Your task is to transcribe the records exactly, skipping every image.

:: SUPPLIED MATERIAL

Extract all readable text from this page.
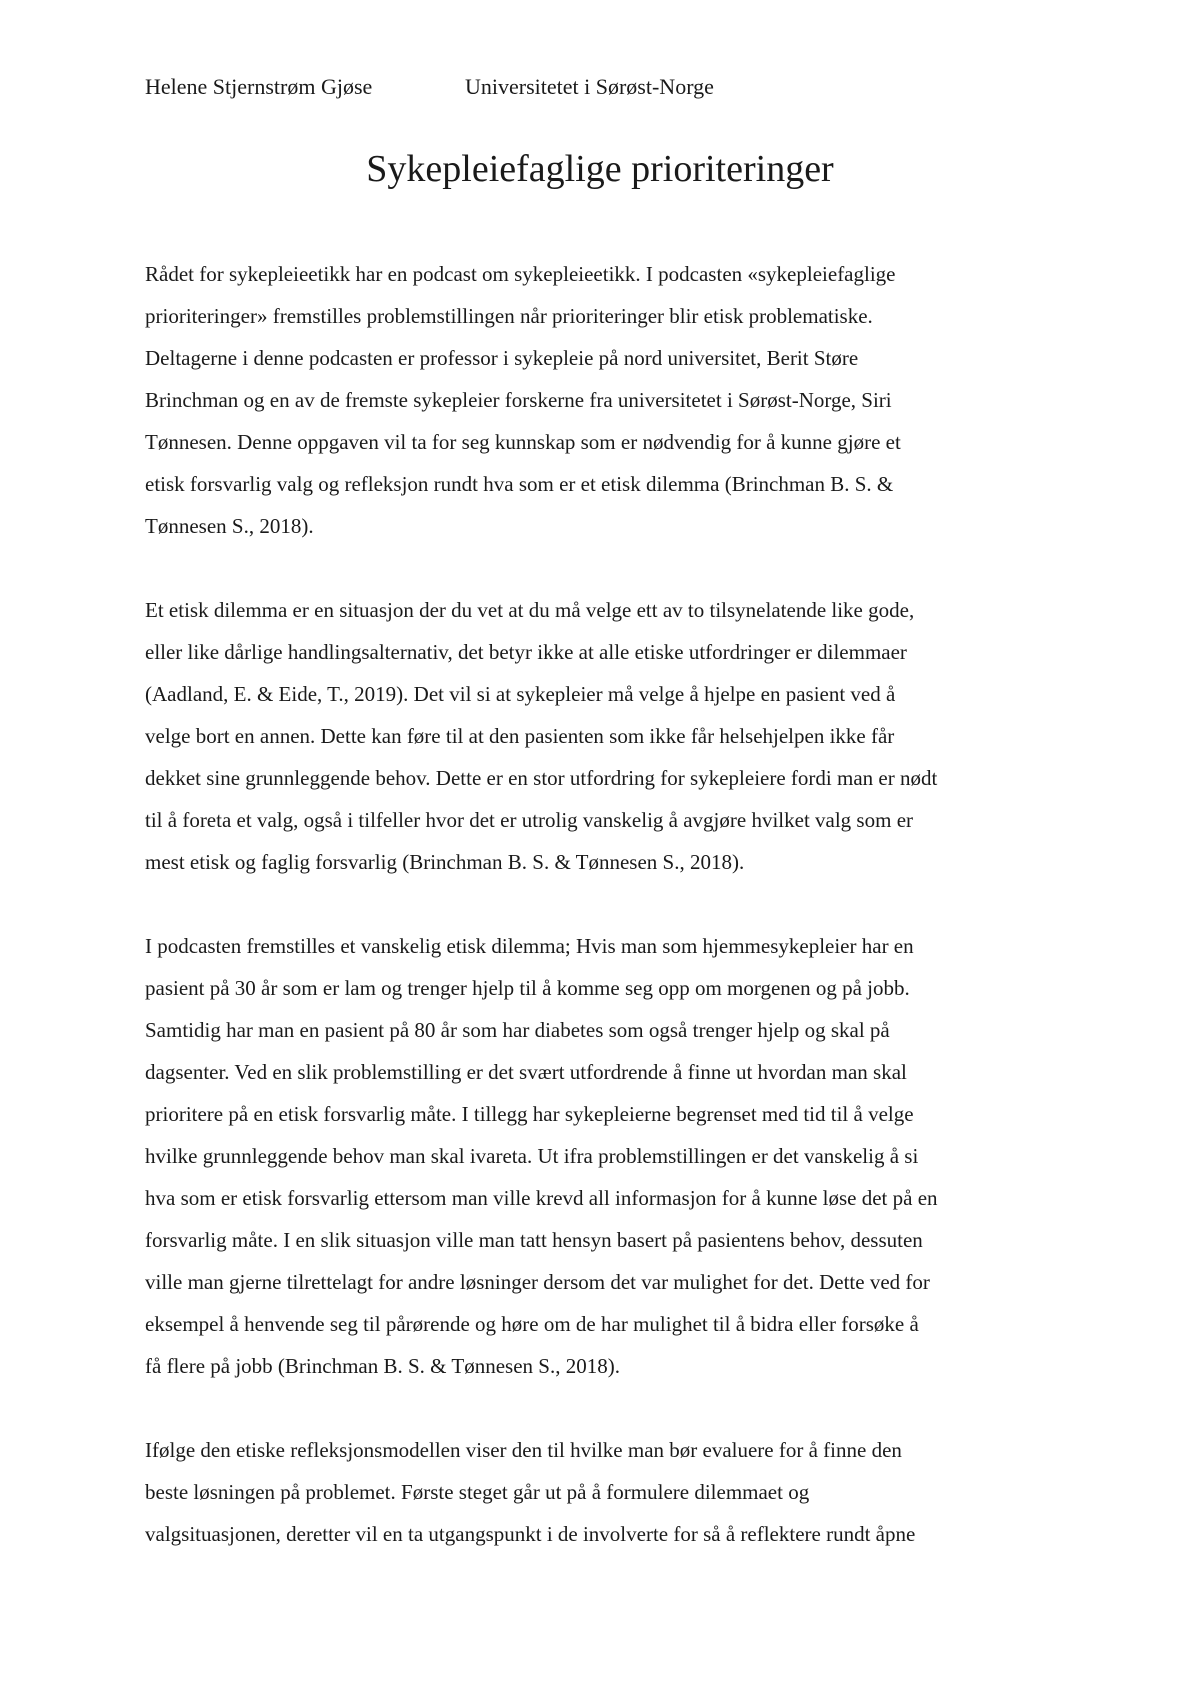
Helene Stjernstrøm Gjøse	Universitetet i Sørøst-Norge
Sykepleiefaglige prioriteringer
Rådet for sykepleieetikk har en podcast om sykepleieetikk. I podcasten «sykepleiefaglige
prioriteringer» fremstilles problemstillingen når prioriteringer blir etisk problematiske.
Deltagerne i denne podcasten er professor i sykepleie på nord universitet, Berit Støre
Brinchman og en av de fremste sykepleier forskerne fra universitetet i Sørøst-Norge, Siri
Tønnesen. Denne oppgaven vil ta for seg kunnskap som er nødvendig for å kunne gjøre et
etisk forsvarlig valg og refleksjon rundt hva som er et etisk dilemma (Brinchman B. S. &
Tønnesen S., 2018).
Et etisk dilemma er en situasjon der du vet at du må velge ett av to tilsynelatende like gode,
eller like dårlige handlingsalternativ, det betyr ikke at alle etiske utfordringer er dilemmaer
(Aadland, E. & Eide, T., 2019). Det vil si at sykepleier må velge å hjelpe en pasient ved å
velge bort en annen. Dette kan føre til at den pasienten som ikke får helsehjelpen ikke får
dekket sine grunnleggende behov. Dette er en stor utfordring for sykepleiere fordi man er nødt
til å foreta et valg, også i tilfeller hvor det er utrolig vanskelig å avgjøre hvilket valg som er
mest etisk og faglig forsvarlig (Brinchman B. S. & Tønnesen S., 2018).
I podcasten fremstilles et vanskelig etisk dilemma; Hvis man som hjemmesykepleier har en
pasient på 30 år som er lam og trenger hjelp til å komme seg opp om morgenen og på jobb.
Samtidig har man en pasient på 80 år som har diabetes som også trenger hjelp og skal på
dagsenter. Ved en slik problemstilling er det svært utfordrende å finne ut hvordan man skal
prioritere på en etisk forsvarlig måte. I tillegg har sykepleierne begrenset med tid til å velge
hvilke grunnleggende behov man skal ivareta. Ut ifra problemstillingen er det vanskelig å si
hva som er etisk forsvarlig ettersom man ville krevd all informasjon for å kunne løse det på en
forsvarlig måte. I en slik situasjon ville man tatt hensyn basert på pasientens behov, dessuten
ville man gjerne tilrettelagt for andre løsninger dersom det var mulighet for det. Dette ved for
eksempel å henvende seg til pårørende og høre om de har mulighet til å bidra eller forsøke å
få flere på jobb (Brinchman B. S. & Tønnesen S., 2018).
Ifølge den etiske refleksjonsmodellen viser den til hvilke man bør evaluere for å finne den
beste løsningen på problemet. Første steget går ut på å formulere dilemmaet og
valgsituasjonen, deretter vil en ta utgangspunkt i de involverte for så å reflektere rundt åpne
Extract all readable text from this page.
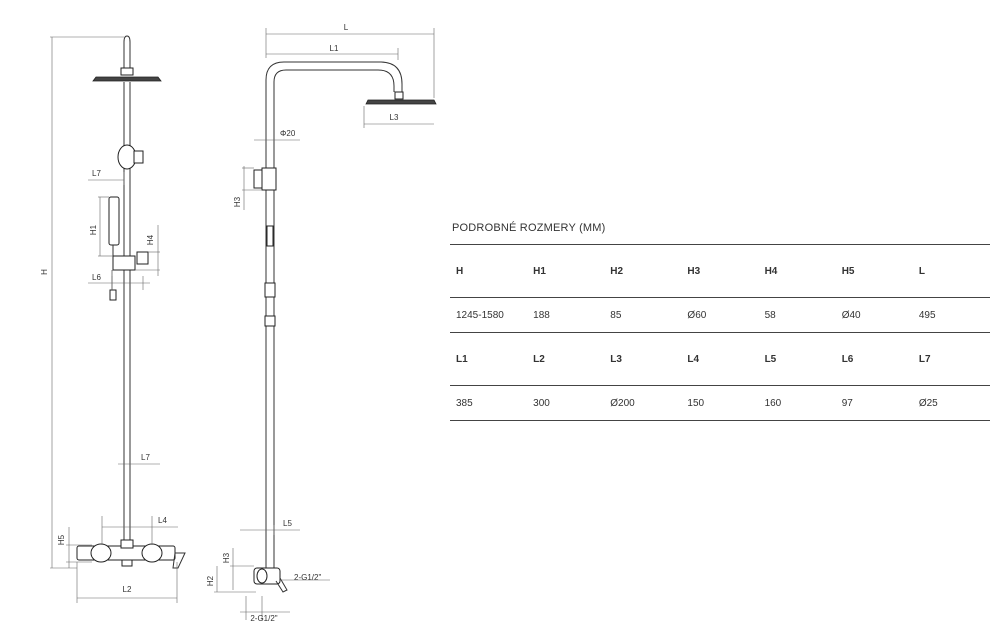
H
H1
H4
L7
L6
L7
L4
H5
L2
L
L1
L3
Φ20
H3
L5
H3
H2	2-G1/2"
2-G1/2"
PODROBNÉ ROZMERY (MM)
H	H1	H2	H3	H4	H5	L
1245-1580	188	85	Ø60	58	Ø40	495
L1	L2	L3	L4	L5	L6	L7
385	300	Ø200	150	160	97	Ø25
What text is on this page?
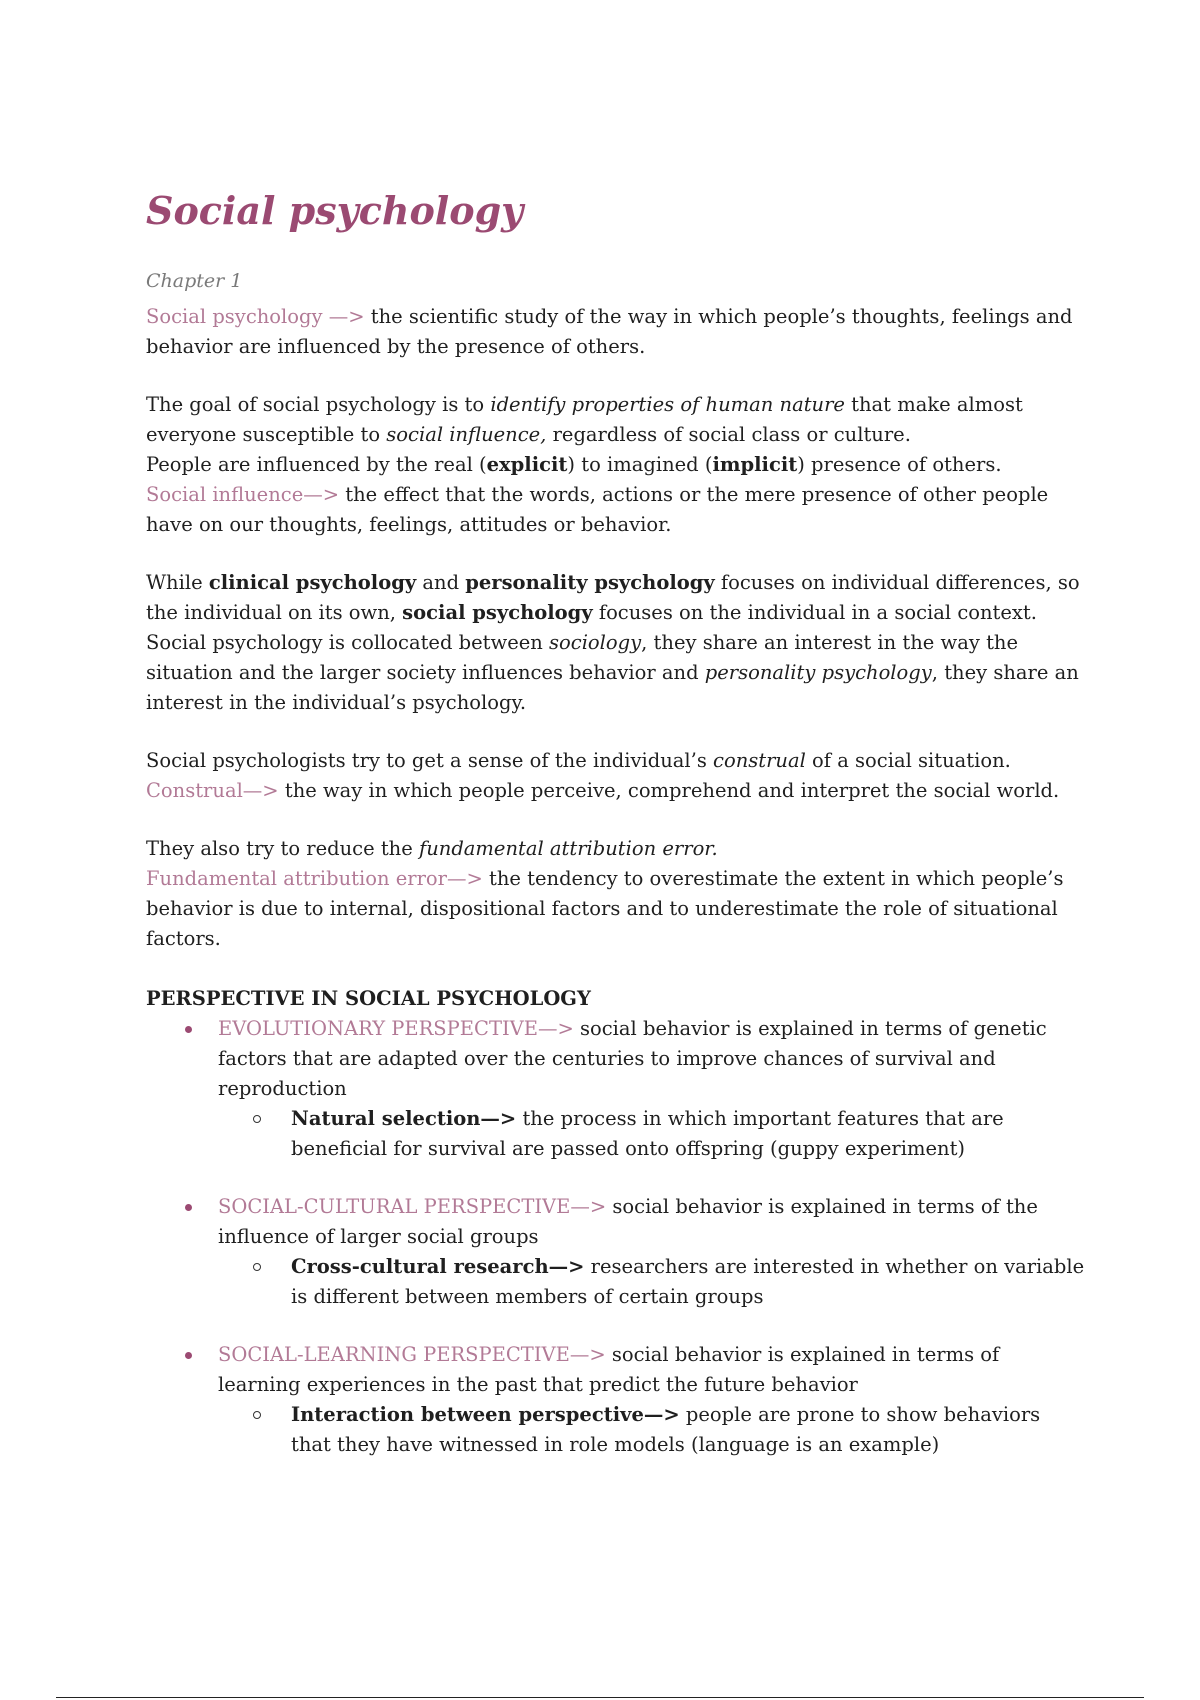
Social psychology

Chapter 1

Social psychology —> the scientific study of the way in which people’s thoughts, feelings and behavior are influenced by the presence of others.

The goal of social psychology is to identify properties of human nature that make almost everyone susceptible to social influence, regardless of social class or culture.

People are influenced by the real (explicit) to imagined (implicit) presence of others.

Social influence—> the effect that the words, actions or the mere presence of other people have on our thoughts, feelings, attitudes or behavior.

While clinical psychology and personality psychology focuses on individual differences, so the individual on its own, social psychology focuses on the individual in a social context.

Social psychology is collocated between sociology, they share an interest in the way the situation and the larger society influences behavior and personality psychology, they share an interest in the individual’s psychology.

Social psychologists try to get a sense of the individual’s construal of a social situation.

Construal—> the way in which people perceive, comprehend and interpret the social world.

They also try to reduce the fundamental attribution error.

Fundamental attribution error—> the tendency to overestimate the extent in which people’s behavior is due to internal, dispositional factors and to underestimate the role of situational factors.

PERSPECTIVE IN SOCIAL PSYCHOLOGY

EVOLUTIONARY PERSPECTIVE—> social behavior is explained in terms of genetic factors that are adapted over the centuries to improve chances of survival and reproduction
Natural selection—> the process in which important features that are beneficial for survival are passed onto offspring (guppy experiment)
SOCIAL-CULTURAL PERSPECTIVE—> social behavior is explained in terms of the influence of larger social groups
Cross-cultural research—> researchers are interested in whether on variable is different between members of certain groups
SOCIAL-LEARNING PERSPECTIVE—> social behavior is explained in terms of learning experiences in the past that predict the future behavior
Interaction between perspective—> people are prone to show behaviors that they have witnessed in role models (language is an example)
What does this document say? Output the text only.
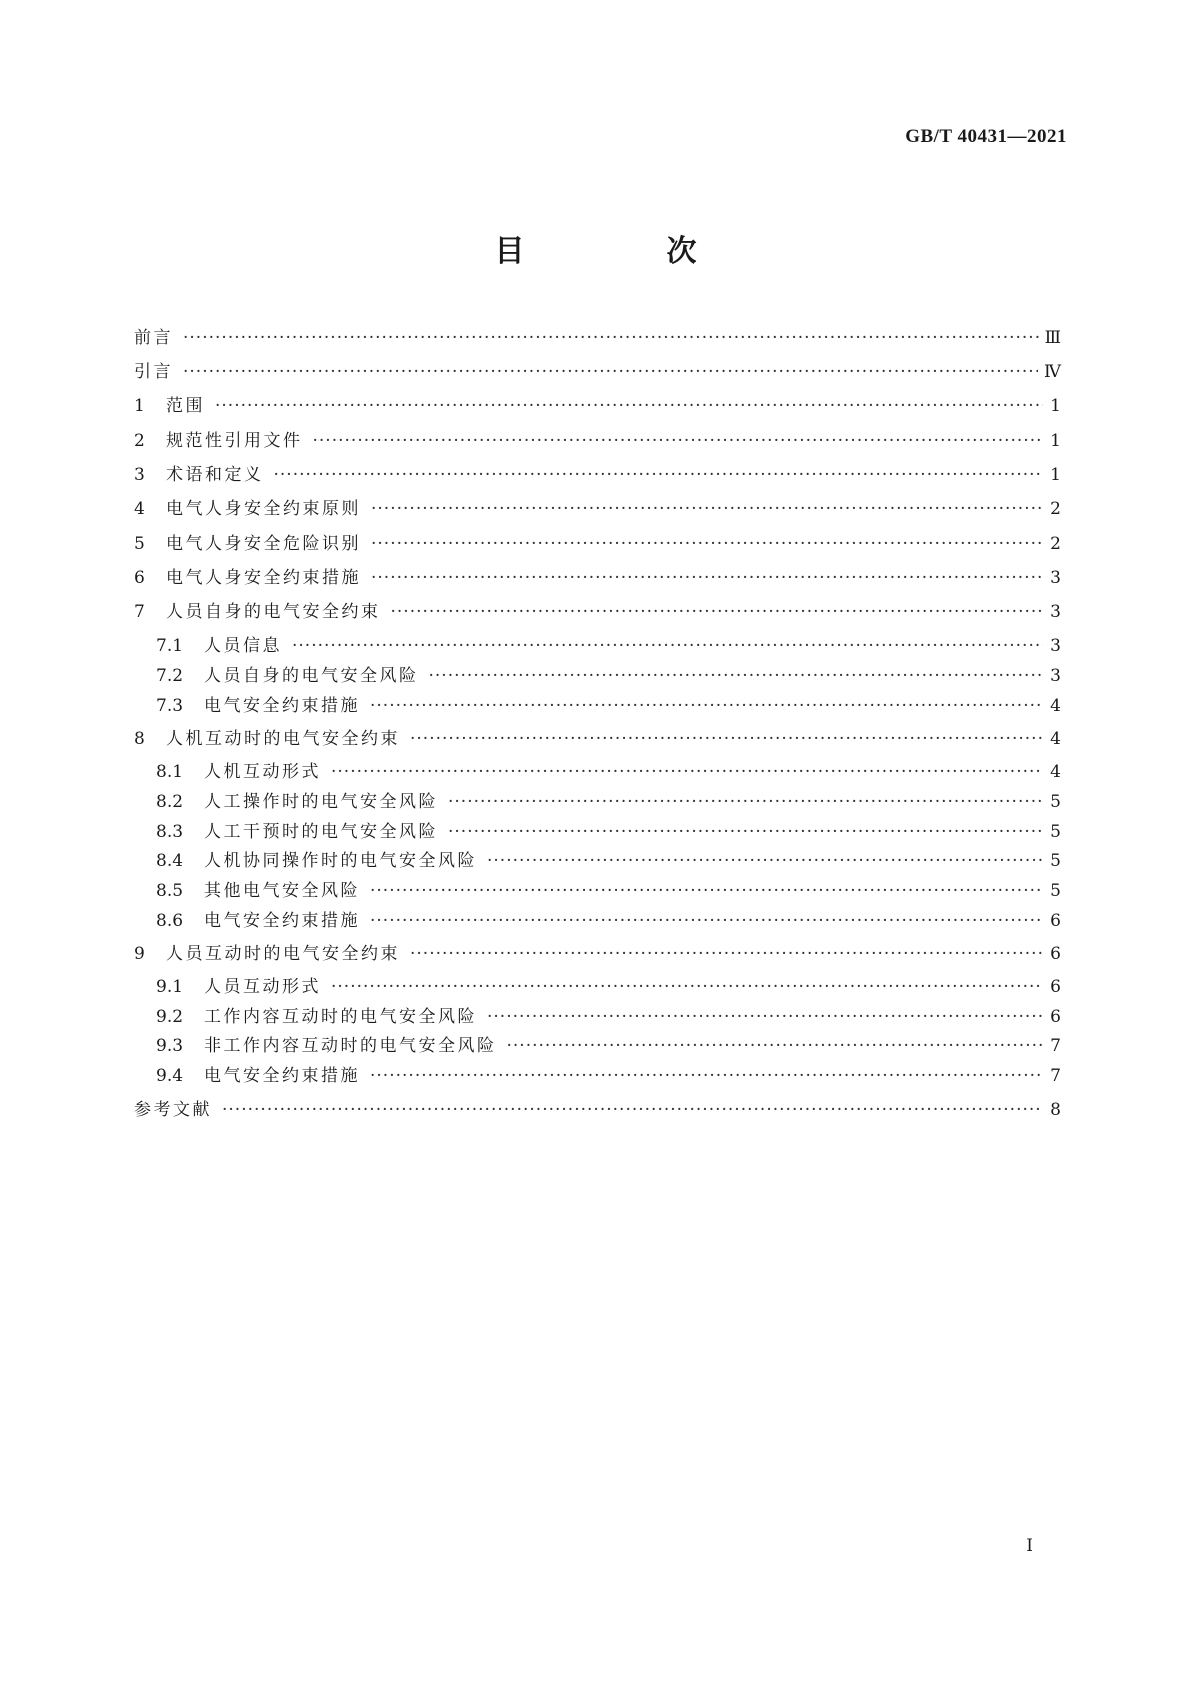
GB/T 40431—2021
目　次
前言 ·····	Ⅲ
引言 ·····	Ⅳ
1	范围 ·····	1
2	规范性引用文件 ·····	1
3	术语和定义 ·····	1
4	电气人身安全约束原则 ·····	2
5	电气人身安全危险识别 ·····	2
6	电气人身安全约束措施 ·····	3
7	人员自身的电气安全约束 ·····	3
7.1	人员信息 ·····	3
7.2	人员自身的电气安全风险 ·····	3
7.3	电气安全约束措施 ·····	4
8	人机互动时的电气安全约束 ·····	4
8.1	人机互动形式 ·····	4
8.2	人工操作时的电气安全风险 ·····	5
8.3	人工干预时的电气安全风险 ·····	5
8.4	人机协同操作时的电气安全风险 ·····	5
8.5	其他电气安全风险 ·····	5
8.6	电气安全约束措施 ·····	6
9	人员互动时的电气安全约束 ·····	6
9.1	人员互动形式 ·····	6
9.2	工作内容互动时的电气安全风险 ·····	6
9.3	非工作内容互动时的电气安全风险 ·····	7
9.4	电气安全约束措施 ·····	7
参考文献 ·····	8
Ⅰ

::::

**CORRECT OUTPUT**
Extract all readable text from this page.
Helene Stjernstrøm Gjøse	Universitetet i Sørøst-Norge
Sykepleiefaglige prioriteringer
Rådet for sykepleieetikk har en podcast om sykepleieetikk. I podcasten «sykepleiefaglige
prioriteringer» fremstilles problemstillingen når prioriteringer blir etisk problematiske.
Deltagerne i denne podcasten er professor i sykepleie på nord universitet, Berit Støre
Brinchman og en av de fremste sykepleier forskerne fra universitetet i Sørøst-Norge, Siri
Tønnesen. Denne oppgaven vil ta for seg kunnskap som er nødvendig for å kunne gjøre et
etisk forsvarlig valg og refleksjon rundt hva som er et etisk dilemma (Brinchman B. S. &
Tønnesen S., 2018).
Et etisk dilemma er en situasjon der du vet at du må velge ett av to tilsynelatende like gode,
eller like dårlige handlingsalternativ, det betyr ikke at alle etiske utfordringer er dilemmaer
(Aadland, E. & Eide, T., 2019). Det vil si at sykepleier må velge å hjelpe en pasient ved å
velge bort en annen. Dette kan føre til at den pasienten som ikke får helsehjelpen ikke får
dekket sine grunnleggende behov. Dette er en stor utfordring for sykepleiere fordi man er nødt
til å foreta et valg, også i tilfeller hvor det er utrolig vanskelig å avgjøre hvilket valg som er
mest etisk og faglig forsvarlig (Brinchman B. S. & Tønnesen S., 2018).
I podcasten fremstilles et vanskelig etisk dilemma; Hvis man som hjemmesykepleier har en
pasient på 30 år som er lam og trenger hjelp til å komme seg opp om morgenen og på jobb.
Samtidig har man en pasient på 80 år som har diabetes som også trenger hjelp og skal på
dagsenter. Ved en slik problemstilling er det svært utfordrende å finne ut hvordan man skal
prioritere på en etisk forsvarlig måte. I tillegg har sykepleierne begrenset med tid til å velge
hvilke grunnleggende behov man skal ivareta. Ut ifra problemstillingen er det vanskelig å si
hva som er etisk forsvarlig ettersom man ville krevd all informasjon for å kunne løse det på en
forsvarlig måte. I en slik situasjon ville man tatt hensyn basert på pasientens behov, dessuten
ville man gjerne tilrettelagt for andre løsninger dersom det var mulighet for det. Dette ved for
eksempel å henvende seg til pårørende og høre om de har mulighet til å bidra eller forsøke å
få flere på jobb (Brinchman B. S. & Tønnesen S., 2018).
Ifølge den etiske refleksjonsmodellen viser den til hvilke man bør evaluere for å finne den
beste løsningen på problemet. Første steget går ut på å formulere dilemmaet og
valgsituasjonen, deretter vil en ta utgangspunkt i de involverte for så å reflektere rundt åpne
Extract all readable text from this page.
H
H1
H4
L7
L6
L7
L4
H5
L2
L
L1
L3
Φ20
H3
L5
H3
H2	2-G1/2"
2-G1/2"
PODROBNÉ ROZMERY (MM)
H	H1	H2	H3	H4	H5	L
1245-1580	188	85	Ø60	58	Ø40	495
L1	L2	L3	L4	L5	L6	L7
385	300	Ø200	150	160	97	Ø25
What text is on this page?
Social psychology

Chapter 1

Social psychology —> the scientific study of the way in which people’s thoughts, feelings and behavior are influenced by the presence of others.

The goal of social psychology is to identify properties of human nature that make almost everyone susceptible to social influence, regardless of social class or culture.

People are influenced by the real (explicit) to imagined (implicit) presence of others.

Social influence—> the effect that the words, actions or the mere presence of other people have on our thoughts, feelings, attitudes or behavior.

While clinical psychology and personality psychology focuses on individual differences, so the individual on its own, social psychology focuses on the individual in a social context.

Social psychology is collocated between sociology, they share an interest in the way the situation and the larger society influences behavior and personality psychology, they share an interest in the individual’s psychology.

Social psychologists try to get a sense of the individual’s construal of a social situation.

Construal—> the way in which people perceive, comprehend and interpret the social world.

They also try to reduce the fundamental attribution error.

Fundamental attribution error—> the tendency to overestimate the extent in which people’s behavior is due to internal, dispositional factors and to underestimate the role of situational factors.

PERSPECTIVE IN SOCIAL PSYCHOLOGY

EVOLUTIONARY PERSPECTIVE—> social behavior is explained in terms of genetic factors that are adapted over the centuries to improve chances of survival and reproduction
Natural selection—> the process in which important features that are beneficial for survival are passed onto offspring (guppy experiment)
SOCIAL-CULTURAL PERSPECTIVE—> social behavior is explained in terms of the influence of larger social groups
Cross-cultural research—> researchers are interested in whether on variable is different between members of certain groups
SOCIAL-LEARNING PERSPECTIVE—> social behavior is explained in terms of learning experiences in the past that predict the future behavior
Interaction between perspective—> people are prone to show behaviors that they have witnessed in role models (language is an example)
What does this document say? Output the text only.
GB/T 40431—2021
目　次
前言 ·····	Ⅲ
引言 ·····	Ⅳ
1	范围 ·····	1
2	规范性引用文件 ·····	1
3	术语和定义 ·····	1
4	电气人身安全约束原则 ·····	2
5	电气人身安全危险识别 ·····	2
6	电气人身安全约束措施 ·····	3
7	人员自身的电气安全约束 ·····	3
7.1	人员信息 ·····	3
7.2	人员自身的电气安全风险 ·····	3
7.3	电气安全约束措施 ·····	4
8	人机互动时的电气安全约束 ·····	4
8.1	人机互动形式 ·····	4
8.2	人工操作时的电气安全风险 ·····	5
8.3	人工干预时的电气安全风险 ·····	5
8.4	人机协同操作时的电气安全风险 ·····	5
8.5	其他电气安全风险 ·····	5
8.6	电气安全约束措施 ·····	6
9	人员互动时的电气安全约束 ·····	6
9.1	人员互动形式 ·····	6
9.2	工作内容互动时的电气安全风险 ·····	6
9.3	非工作内容互动时的电气安全风险 ·····	7
9.4	电气安全约束措施 ·····	7
参考文献 ·····	8
Ⅰ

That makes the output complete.